* Your objective:
All lines holding the string "properties" are to be shown.

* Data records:
────────
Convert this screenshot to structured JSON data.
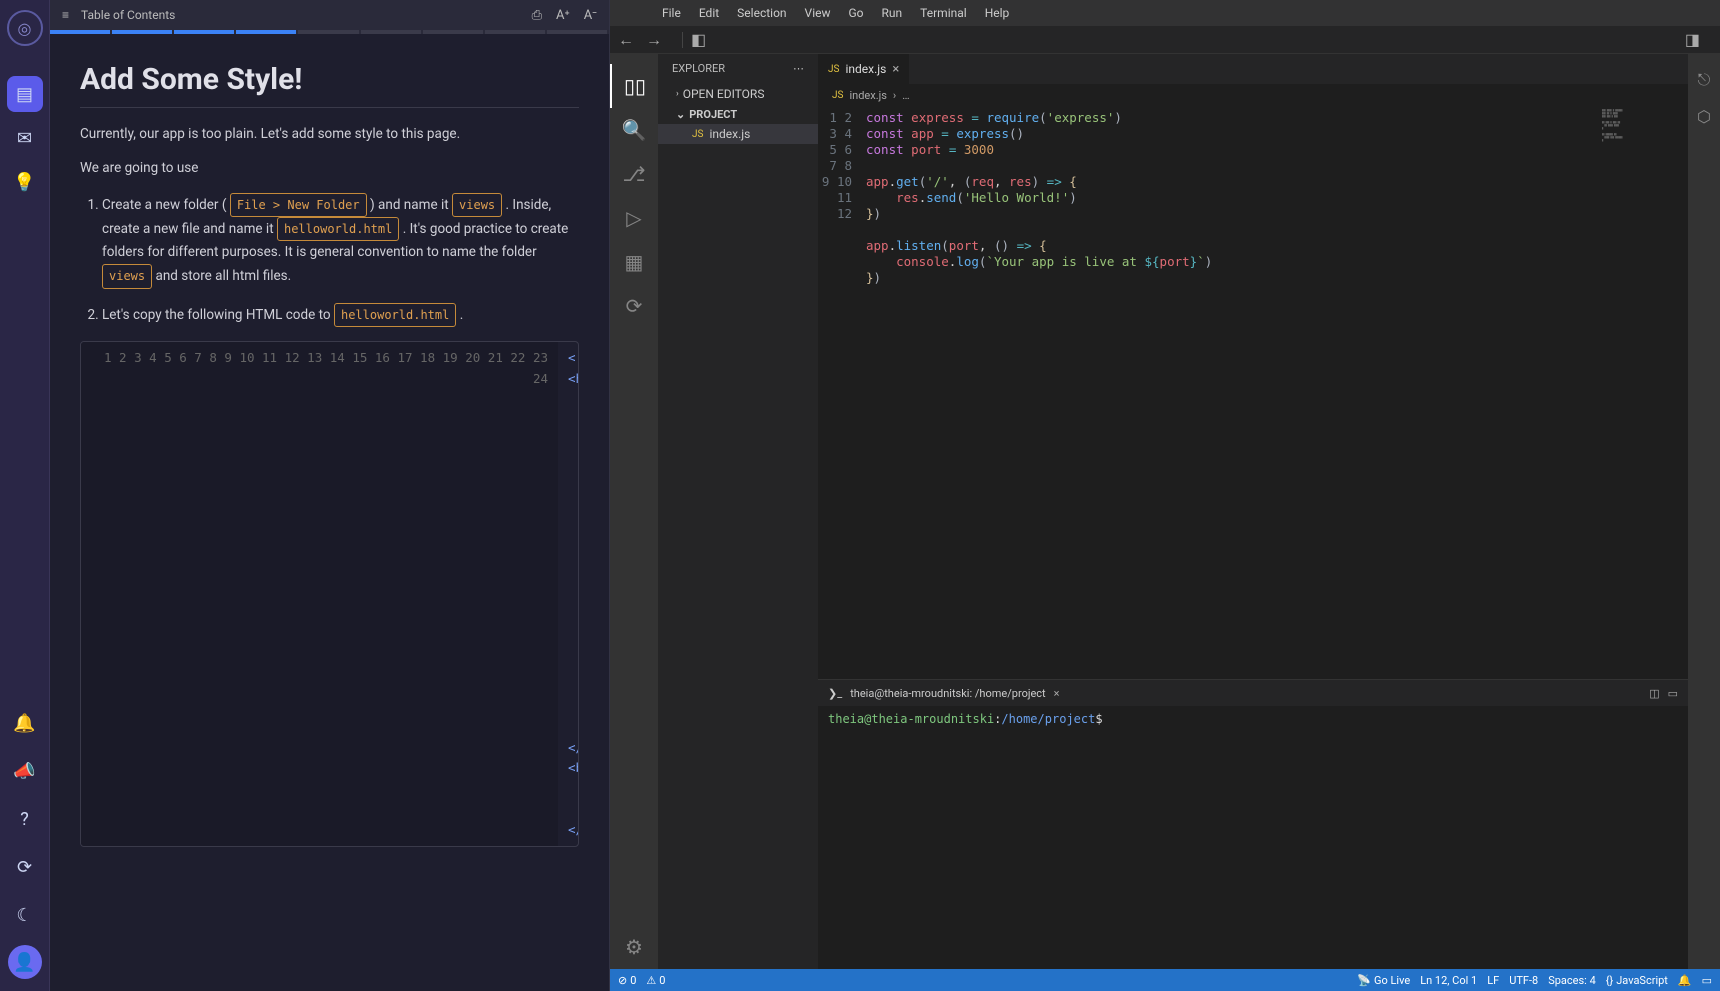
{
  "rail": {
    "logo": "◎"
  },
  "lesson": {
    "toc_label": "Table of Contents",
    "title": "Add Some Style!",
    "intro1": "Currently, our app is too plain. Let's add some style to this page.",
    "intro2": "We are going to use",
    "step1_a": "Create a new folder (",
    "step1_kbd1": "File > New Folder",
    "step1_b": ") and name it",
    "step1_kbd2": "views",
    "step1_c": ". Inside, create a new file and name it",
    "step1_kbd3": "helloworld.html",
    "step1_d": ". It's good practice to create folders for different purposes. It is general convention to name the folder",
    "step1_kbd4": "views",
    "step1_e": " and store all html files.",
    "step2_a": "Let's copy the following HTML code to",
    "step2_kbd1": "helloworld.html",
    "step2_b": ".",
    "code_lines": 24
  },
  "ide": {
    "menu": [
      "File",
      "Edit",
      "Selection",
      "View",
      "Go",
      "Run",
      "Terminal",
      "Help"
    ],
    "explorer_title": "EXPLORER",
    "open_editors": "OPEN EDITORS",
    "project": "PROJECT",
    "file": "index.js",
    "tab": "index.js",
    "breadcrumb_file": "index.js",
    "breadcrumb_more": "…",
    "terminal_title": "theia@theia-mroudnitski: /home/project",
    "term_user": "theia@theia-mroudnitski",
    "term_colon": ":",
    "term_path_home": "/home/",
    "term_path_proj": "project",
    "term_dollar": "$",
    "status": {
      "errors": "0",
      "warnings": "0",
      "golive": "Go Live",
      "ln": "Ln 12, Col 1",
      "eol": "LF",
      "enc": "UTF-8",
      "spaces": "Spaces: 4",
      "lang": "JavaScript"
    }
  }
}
────────
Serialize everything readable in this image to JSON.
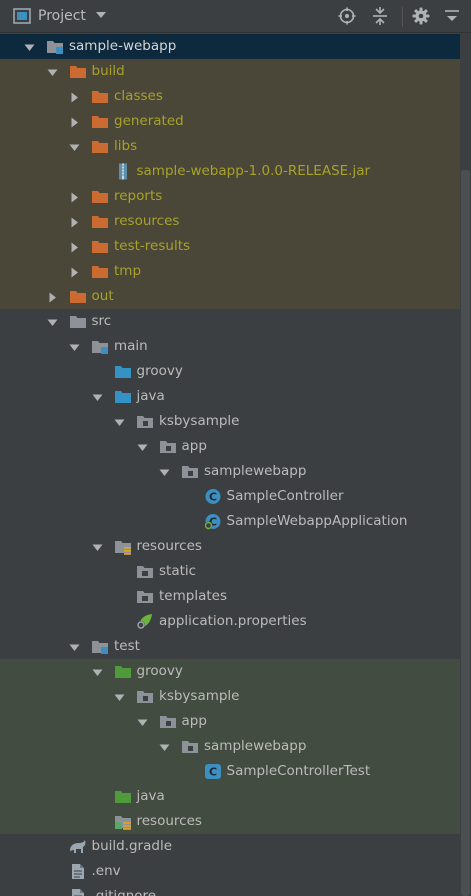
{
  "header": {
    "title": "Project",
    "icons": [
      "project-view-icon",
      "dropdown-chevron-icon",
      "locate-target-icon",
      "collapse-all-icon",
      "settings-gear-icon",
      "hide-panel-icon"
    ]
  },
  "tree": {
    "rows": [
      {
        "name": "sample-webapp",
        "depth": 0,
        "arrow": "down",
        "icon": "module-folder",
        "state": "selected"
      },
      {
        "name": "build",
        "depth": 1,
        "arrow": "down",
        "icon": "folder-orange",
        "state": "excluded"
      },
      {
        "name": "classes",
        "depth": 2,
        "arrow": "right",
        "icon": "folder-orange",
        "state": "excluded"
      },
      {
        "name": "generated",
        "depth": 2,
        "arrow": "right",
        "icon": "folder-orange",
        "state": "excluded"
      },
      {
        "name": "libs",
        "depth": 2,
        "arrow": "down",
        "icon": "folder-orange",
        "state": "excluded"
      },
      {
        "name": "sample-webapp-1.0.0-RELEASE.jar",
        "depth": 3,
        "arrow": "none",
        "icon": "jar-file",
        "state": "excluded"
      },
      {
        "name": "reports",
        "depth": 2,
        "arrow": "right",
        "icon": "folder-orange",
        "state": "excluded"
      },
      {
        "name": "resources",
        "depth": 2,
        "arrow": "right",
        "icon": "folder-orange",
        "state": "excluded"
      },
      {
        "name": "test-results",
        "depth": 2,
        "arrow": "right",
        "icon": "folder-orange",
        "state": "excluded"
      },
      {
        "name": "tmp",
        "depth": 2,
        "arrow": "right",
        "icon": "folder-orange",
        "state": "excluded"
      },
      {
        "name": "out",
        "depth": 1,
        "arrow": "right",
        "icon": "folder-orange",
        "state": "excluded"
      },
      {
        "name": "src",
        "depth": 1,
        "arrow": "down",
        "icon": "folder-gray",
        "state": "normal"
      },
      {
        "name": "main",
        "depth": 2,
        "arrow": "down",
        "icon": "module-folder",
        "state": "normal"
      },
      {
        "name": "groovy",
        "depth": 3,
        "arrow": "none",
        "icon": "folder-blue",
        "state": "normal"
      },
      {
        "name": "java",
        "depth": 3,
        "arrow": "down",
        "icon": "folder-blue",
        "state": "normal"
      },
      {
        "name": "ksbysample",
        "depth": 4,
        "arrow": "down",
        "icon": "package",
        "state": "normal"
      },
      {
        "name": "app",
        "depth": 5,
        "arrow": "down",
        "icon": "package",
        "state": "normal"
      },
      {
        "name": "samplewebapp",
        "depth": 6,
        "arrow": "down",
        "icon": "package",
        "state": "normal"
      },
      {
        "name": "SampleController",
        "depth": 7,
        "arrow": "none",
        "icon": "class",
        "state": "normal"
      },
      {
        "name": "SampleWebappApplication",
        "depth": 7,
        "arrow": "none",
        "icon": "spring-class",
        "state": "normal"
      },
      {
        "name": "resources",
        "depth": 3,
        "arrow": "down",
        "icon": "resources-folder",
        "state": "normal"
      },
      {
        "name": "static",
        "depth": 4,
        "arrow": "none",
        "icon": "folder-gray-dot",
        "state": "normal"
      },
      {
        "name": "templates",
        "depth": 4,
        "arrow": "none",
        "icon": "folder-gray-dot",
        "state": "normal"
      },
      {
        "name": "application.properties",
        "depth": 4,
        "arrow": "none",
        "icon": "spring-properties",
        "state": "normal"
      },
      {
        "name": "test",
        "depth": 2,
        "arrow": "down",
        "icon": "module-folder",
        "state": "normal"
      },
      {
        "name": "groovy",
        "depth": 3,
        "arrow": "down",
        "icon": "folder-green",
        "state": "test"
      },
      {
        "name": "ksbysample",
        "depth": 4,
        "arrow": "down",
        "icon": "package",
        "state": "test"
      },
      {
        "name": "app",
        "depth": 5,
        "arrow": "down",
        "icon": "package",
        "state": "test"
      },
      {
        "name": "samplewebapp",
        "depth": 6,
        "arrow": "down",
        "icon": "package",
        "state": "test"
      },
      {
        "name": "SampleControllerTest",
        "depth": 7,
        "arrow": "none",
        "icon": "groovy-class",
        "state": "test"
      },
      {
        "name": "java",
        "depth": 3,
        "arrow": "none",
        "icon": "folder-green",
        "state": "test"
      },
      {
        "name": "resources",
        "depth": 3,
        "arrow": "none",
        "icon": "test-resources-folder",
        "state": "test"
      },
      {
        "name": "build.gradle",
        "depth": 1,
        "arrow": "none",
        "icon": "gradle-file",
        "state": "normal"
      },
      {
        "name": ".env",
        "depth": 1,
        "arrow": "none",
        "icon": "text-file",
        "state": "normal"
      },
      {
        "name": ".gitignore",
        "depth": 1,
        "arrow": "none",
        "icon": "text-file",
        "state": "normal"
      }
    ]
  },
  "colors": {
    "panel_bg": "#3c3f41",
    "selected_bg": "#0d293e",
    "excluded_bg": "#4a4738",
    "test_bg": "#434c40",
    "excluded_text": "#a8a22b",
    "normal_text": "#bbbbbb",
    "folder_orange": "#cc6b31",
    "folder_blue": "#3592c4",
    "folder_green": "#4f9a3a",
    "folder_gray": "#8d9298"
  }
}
────────
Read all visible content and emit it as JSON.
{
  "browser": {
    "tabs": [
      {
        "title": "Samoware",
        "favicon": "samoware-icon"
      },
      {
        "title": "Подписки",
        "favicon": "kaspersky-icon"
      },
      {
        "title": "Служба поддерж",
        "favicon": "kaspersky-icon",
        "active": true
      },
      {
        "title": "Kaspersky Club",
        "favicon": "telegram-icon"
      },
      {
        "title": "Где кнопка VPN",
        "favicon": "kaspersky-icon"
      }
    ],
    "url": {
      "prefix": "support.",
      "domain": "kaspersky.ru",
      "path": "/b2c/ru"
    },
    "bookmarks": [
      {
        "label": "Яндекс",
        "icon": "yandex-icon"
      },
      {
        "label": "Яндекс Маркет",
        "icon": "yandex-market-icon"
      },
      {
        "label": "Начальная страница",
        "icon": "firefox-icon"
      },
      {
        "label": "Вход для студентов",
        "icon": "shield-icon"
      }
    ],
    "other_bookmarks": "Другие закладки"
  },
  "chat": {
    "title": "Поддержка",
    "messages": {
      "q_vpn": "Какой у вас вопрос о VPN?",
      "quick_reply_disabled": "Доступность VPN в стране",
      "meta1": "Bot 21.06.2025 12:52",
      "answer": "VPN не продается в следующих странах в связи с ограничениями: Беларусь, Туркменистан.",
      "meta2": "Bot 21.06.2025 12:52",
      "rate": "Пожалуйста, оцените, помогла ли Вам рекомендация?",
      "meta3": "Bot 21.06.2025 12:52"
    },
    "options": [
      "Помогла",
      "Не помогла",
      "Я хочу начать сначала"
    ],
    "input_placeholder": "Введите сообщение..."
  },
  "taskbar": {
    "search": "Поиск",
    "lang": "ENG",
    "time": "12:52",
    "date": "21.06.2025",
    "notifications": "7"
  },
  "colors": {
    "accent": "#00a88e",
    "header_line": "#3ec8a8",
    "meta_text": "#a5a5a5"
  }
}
────────
* Output of the task:
        "name": "application.properties",
        "icon": "spring-properties",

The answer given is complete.